#### Layout region records
┌────────

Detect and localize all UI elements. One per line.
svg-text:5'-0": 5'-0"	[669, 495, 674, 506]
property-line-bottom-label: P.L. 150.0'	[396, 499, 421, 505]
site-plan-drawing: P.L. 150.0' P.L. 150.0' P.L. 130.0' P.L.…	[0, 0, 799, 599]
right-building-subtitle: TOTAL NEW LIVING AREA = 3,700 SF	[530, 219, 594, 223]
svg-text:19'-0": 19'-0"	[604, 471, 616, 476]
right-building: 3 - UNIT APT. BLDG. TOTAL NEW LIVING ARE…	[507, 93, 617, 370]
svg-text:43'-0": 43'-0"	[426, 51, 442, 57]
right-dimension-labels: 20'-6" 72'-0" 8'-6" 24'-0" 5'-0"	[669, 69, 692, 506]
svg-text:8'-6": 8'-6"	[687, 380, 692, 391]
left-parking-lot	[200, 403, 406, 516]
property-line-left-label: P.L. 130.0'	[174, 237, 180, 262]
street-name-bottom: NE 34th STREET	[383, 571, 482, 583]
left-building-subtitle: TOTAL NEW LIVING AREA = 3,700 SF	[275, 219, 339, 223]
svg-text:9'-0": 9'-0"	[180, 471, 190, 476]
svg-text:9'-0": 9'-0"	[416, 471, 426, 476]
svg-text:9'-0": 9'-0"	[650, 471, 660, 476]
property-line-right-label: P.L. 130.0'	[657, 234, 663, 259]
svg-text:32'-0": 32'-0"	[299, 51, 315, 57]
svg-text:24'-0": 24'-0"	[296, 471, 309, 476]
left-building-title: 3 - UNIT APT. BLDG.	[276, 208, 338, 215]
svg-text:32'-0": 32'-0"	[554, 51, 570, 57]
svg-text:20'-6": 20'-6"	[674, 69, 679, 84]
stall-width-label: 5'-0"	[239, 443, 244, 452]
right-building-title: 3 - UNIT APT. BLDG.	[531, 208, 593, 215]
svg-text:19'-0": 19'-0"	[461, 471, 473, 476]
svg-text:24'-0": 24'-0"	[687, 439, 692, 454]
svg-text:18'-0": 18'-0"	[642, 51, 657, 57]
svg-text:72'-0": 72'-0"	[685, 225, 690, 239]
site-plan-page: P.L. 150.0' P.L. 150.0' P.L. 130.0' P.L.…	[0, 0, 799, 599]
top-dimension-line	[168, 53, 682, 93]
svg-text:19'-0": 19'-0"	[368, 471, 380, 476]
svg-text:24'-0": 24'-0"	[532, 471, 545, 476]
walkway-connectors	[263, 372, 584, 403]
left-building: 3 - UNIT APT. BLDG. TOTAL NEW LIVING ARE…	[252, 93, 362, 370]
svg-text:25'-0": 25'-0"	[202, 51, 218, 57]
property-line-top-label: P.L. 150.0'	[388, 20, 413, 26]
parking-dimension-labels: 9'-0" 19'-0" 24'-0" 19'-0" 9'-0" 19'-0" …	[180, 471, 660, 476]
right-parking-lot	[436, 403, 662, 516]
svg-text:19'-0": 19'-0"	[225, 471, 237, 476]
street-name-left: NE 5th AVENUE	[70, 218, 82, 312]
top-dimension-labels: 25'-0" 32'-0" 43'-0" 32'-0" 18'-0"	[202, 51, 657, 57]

└────────

#### What to work on
Reproduce the lines of the records verbatim, starting at the first line and ending with the line that contains "street-name-left: NE 5th", inclusive.

#### Solution to the problem
Detect and localize all UI elements. One per line.
svg-text:5'-0": 5'-0"	[669, 495, 674, 506]
property-line-bottom-label: P.L. 150.0'	[396, 499, 421, 505]
site-plan-drawing: P.L. 150.0' P.L. 150.0' P.L. 130.0' P.L.…	[0, 0, 799, 599]
right-building-subtitle: TOTAL NEW LIVING AREA = 3,700 SF	[530, 219, 594, 223]
svg-text:19'-0": 19'-0"	[604, 471, 616, 476]
right-building: 3 - UNIT APT. BLDG. TOTAL NEW LIVING ARE…	[507, 93, 617, 370]
svg-text:43'-0": 43'-0"	[426, 51, 442, 57]
right-dimension-labels: 20'-6" 72'-0" 8'-6" 24'-0" 5'-0"	[669, 69, 692, 506]
svg-text:8'-6": 8'-6"	[687, 380, 692, 391]
left-parking-lot	[200, 403, 406, 516]
property-line-left-label: P.L. 130.0'	[174, 237, 180, 262]
street-name-bottom: NE 34th STREET	[383, 571, 482, 583]
left-building-subtitle: TOTAL NEW LIVING AREA = 3,700 SF	[275, 219, 339, 223]
svg-text:9'-0": 9'-0"	[180, 471, 190, 476]
svg-text:9'-0": 9'-0"	[416, 471, 426, 476]
svg-text:9'-0": 9'-0"	[650, 471, 660, 476]
property-line-right-label: P.L. 130.0'	[657, 234, 663, 259]
svg-text:32'-0": 32'-0"	[299, 51, 315, 57]
svg-text:24'-0": 24'-0"	[296, 471, 309, 476]
left-building-title: 3 - UNIT APT. BLDG.	[276, 208, 338, 215]
svg-text:32'-0": 32'-0"	[554, 51, 570, 57]
svg-text:20'-6": 20'-6"	[674, 69, 679, 84]
stall-width-label: 5'-0"	[239, 443, 244, 452]
right-building-title: 3 - UNIT APT. BLDG.	[531, 208, 593, 215]
svg-text:19'-0": 19'-0"	[461, 471, 473, 476]
svg-text:24'-0": 24'-0"	[687, 439, 692, 454]
svg-text:18'-0": 18'-0"	[642, 51, 657, 57]
svg-text:72'-0": 72'-0"	[685, 225, 690, 239]
site-plan-page: P.L. 150.0' P.L. 150.0' P.L. 130.0' P.L.…	[0, 0, 799, 599]
top-dimension-line	[168, 53, 682, 93]
svg-text:19'-0": 19'-0"	[368, 471, 380, 476]
svg-text:24'-0": 24'-0"	[532, 471, 545, 476]
walkway-connectors	[263, 372, 584, 403]
left-building: 3 - UNIT APT. BLDG. TOTAL NEW LIVING ARE…	[252, 93, 362, 370]
svg-text:25'-0": 25'-0"	[202, 51, 218, 57]
property-line-top-label: P.L. 150.0'	[388, 20, 413, 26]
parking-dimension-labels: 9'-0" 19'-0" 24'-0" 19'-0" 9'-0" 19'-0" …	[180, 471, 660, 476]
right-parking-lot	[436, 403, 662, 516]
svg-text:19'-0": 19'-0"	[225, 471, 237, 476]
street-name-left: NE 5th AVENUE	[70, 218, 82, 312]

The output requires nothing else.